Given information:
>>>>

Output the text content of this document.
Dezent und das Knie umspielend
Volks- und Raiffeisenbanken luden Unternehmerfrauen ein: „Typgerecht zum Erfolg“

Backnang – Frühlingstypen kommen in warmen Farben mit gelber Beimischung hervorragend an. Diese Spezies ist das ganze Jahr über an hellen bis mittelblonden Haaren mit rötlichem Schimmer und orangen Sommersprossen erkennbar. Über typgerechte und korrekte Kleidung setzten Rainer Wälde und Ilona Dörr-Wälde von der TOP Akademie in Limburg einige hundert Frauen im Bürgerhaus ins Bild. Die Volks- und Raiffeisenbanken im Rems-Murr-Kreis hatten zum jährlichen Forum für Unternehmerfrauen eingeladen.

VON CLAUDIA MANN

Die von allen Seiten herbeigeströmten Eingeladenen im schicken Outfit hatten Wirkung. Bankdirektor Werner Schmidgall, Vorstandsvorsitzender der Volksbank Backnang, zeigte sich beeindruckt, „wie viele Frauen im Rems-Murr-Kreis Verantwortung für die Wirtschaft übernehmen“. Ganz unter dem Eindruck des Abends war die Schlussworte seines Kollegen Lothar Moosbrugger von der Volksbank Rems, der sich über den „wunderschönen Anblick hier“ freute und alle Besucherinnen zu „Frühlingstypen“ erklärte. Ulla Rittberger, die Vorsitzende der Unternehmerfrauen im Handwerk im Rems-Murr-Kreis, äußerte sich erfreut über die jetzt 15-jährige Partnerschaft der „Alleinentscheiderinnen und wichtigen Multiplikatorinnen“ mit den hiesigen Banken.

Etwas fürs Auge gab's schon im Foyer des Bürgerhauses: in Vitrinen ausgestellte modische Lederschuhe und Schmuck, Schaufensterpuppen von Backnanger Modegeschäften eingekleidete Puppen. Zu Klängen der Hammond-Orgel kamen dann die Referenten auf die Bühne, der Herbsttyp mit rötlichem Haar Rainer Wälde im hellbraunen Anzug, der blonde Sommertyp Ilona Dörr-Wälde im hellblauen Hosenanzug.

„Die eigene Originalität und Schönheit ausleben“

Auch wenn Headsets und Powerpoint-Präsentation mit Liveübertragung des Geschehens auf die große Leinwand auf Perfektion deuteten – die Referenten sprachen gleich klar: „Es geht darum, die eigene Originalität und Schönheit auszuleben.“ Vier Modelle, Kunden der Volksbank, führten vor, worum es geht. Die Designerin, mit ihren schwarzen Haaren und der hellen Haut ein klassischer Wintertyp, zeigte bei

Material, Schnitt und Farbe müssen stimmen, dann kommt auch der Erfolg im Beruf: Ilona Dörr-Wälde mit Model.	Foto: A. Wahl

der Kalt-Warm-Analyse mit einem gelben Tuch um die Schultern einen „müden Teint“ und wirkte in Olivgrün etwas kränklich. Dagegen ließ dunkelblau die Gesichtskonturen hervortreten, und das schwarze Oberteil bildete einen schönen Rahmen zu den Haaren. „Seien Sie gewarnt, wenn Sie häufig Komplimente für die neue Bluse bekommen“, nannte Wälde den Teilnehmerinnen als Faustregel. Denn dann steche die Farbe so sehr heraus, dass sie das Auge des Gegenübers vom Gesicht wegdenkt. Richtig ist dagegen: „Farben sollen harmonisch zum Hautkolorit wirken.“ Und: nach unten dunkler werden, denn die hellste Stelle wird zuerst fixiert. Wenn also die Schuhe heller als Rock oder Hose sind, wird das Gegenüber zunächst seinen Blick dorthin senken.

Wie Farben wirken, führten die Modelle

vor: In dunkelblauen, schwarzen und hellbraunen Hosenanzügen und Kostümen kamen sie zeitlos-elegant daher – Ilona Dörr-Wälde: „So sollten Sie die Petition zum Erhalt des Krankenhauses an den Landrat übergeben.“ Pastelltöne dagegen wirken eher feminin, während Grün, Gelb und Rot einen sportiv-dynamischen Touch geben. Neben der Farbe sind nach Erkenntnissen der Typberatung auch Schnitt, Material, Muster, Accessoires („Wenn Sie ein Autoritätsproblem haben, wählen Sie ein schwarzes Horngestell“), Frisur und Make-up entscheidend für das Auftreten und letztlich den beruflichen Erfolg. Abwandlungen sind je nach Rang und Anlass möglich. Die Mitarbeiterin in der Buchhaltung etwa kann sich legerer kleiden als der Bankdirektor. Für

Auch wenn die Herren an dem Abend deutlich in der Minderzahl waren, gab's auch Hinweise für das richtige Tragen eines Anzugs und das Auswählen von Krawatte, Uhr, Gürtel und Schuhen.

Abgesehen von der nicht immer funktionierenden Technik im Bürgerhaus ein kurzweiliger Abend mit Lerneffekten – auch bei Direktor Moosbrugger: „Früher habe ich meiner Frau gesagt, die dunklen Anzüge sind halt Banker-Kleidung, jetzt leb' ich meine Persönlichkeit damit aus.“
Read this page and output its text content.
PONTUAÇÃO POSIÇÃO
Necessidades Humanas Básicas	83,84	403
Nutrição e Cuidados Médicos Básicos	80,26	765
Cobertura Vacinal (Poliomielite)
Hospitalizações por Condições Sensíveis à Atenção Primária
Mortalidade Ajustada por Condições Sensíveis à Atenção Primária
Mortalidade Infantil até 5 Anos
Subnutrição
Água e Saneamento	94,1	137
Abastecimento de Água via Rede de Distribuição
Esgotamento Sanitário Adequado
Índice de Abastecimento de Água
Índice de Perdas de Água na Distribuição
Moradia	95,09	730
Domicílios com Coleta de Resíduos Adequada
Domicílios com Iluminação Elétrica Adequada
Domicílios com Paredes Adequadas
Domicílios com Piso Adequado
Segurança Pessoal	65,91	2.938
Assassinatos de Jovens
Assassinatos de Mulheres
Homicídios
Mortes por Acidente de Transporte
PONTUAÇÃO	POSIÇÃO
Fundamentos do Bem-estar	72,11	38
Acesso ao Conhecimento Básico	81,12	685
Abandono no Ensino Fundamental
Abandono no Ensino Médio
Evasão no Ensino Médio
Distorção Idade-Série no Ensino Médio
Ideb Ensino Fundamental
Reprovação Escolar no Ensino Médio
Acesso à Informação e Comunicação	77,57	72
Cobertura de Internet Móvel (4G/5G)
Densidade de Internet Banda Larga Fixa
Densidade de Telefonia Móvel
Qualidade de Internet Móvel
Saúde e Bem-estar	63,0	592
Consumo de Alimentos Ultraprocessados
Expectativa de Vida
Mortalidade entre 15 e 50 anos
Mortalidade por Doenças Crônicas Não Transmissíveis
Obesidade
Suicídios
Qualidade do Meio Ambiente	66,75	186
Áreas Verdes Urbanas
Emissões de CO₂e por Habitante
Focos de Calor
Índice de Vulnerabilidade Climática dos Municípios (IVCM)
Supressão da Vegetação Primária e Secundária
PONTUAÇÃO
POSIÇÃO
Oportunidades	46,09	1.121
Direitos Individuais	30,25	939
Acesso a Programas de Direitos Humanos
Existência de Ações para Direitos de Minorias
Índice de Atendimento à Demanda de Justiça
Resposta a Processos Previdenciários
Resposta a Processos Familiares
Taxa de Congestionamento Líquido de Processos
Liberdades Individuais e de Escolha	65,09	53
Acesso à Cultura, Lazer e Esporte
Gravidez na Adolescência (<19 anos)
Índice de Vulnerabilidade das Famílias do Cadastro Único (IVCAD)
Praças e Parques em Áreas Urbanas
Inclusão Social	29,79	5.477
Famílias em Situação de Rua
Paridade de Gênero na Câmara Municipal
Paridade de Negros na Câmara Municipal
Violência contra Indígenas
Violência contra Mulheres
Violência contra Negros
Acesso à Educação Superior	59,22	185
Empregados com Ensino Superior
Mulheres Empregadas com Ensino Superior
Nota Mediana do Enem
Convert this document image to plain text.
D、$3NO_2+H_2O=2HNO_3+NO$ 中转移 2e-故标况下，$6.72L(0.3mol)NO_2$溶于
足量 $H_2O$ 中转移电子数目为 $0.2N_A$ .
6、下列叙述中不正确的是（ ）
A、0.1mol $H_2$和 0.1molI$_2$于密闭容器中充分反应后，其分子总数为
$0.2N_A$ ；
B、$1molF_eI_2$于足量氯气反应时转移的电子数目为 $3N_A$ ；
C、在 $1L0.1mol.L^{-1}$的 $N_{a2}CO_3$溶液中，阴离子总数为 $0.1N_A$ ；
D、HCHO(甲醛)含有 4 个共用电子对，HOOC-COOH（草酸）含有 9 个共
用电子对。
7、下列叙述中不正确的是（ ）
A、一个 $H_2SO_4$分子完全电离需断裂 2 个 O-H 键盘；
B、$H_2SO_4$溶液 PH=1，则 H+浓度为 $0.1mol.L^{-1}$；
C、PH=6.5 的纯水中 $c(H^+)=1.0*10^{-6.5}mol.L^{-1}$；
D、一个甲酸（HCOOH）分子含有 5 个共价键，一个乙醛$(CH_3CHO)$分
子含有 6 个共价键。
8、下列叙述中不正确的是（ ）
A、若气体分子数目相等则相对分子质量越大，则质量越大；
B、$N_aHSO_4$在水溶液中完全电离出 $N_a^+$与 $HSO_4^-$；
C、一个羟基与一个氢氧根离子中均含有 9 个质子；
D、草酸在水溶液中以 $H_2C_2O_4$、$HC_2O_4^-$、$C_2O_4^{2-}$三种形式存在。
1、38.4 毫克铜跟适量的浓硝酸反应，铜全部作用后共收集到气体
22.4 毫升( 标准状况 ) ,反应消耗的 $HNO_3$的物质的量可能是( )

<<<<

Return only the number of lines in the preceding records that contain the string "contra".

Solution to this exercise: 3